**Written request**: Would you quote the material below in full and unchanged?

**Provided data**:
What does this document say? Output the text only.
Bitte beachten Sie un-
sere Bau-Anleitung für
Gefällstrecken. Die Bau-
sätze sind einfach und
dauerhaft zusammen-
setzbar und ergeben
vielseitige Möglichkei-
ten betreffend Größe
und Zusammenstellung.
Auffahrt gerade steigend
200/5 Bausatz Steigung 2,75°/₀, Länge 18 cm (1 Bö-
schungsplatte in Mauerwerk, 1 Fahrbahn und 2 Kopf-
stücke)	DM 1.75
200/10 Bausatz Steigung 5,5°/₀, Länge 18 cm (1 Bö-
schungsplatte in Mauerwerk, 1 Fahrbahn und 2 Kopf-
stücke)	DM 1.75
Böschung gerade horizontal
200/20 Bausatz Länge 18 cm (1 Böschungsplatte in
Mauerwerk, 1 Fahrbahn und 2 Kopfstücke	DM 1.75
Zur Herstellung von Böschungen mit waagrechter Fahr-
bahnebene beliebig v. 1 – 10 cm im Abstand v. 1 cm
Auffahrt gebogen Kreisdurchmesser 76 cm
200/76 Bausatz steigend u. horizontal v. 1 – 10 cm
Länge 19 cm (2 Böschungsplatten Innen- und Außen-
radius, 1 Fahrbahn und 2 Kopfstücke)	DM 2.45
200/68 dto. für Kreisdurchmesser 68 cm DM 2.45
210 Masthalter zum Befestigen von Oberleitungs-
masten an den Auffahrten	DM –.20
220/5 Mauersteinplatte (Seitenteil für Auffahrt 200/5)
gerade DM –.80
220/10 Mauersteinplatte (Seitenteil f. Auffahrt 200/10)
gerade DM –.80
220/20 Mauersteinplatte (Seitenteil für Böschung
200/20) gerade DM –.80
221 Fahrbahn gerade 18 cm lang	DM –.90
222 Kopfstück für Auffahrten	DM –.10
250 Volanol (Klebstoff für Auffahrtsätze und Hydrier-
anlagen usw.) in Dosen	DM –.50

**Result of the task**:
What does this document say? Output the text only.
Bitte beachten Sie un-
sere Bau-Anleitung für
Gefällstrecken. Die Bau-
sätze sind einfach und
dauerhaft zusammen-
setzbar und ergeben
vielseitige Möglichkei-
ten betreffend Größe
und Zusammenstellung.
Auffahrt gerade steigend
200/5 Bausatz Steigung 2,75°/₀, Länge 18 cm (1 Bö-
schungsplatte in Mauerwerk, 1 Fahrbahn und 2 Kopf-
stücke)	DM 1.75
200/10 Bausatz Steigung 5,5°/₀, Länge 18 cm (1 Bö-
schungsplatte in Mauerwerk, 1 Fahrbahn und 2 Kopf-
stücke)	DM 1.75
Böschung gerade horizontal
200/20 Bausatz Länge 18 cm (1 Böschungsplatte in
Mauerwerk, 1 Fahrbahn und 2 Kopfstücke	DM 1.75
Zur Herstellung von Böschungen mit waagrechter Fahr-
bahnebene beliebig v. 1 – 10 cm im Abstand v. 1 cm
Auffahrt gebogen Kreisdurchmesser 76 cm
200/76 Bausatz steigend u. horizontal v. 1 – 10 cm
Länge 19 cm (2 Böschungsplatten Innen- und Außen-
radius, 1 Fahrbahn und 2 Kopfstücke)	DM 2.45
200/68 dto. für Kreisdurchmesser 68 cm DM 2.45
210 Masthalter zum Befestigen von Oberleitungs-
masten an den Auffahrten	DM –.20
220/5 Mauersteinplatte (Seitenteil für Auffahrt 200/5)
gerade DM –.80
220/10 Mauersteinplatte (Seitenteil f. Auffahrt 200/10)
gerade DM –.80
220/20 Mauersteinplatte (Seitenteil für Böschung
200/20) gerade DM –.80
221 Fahrbahn gerade 18 cm lang	DM –.90
222 Kopfstück für Auffahrten	DM –.10
250 Volanol (Klebstoff für Auffahrtsätze und Hydrier-
anlagen usw.) in Dosen	DM –.50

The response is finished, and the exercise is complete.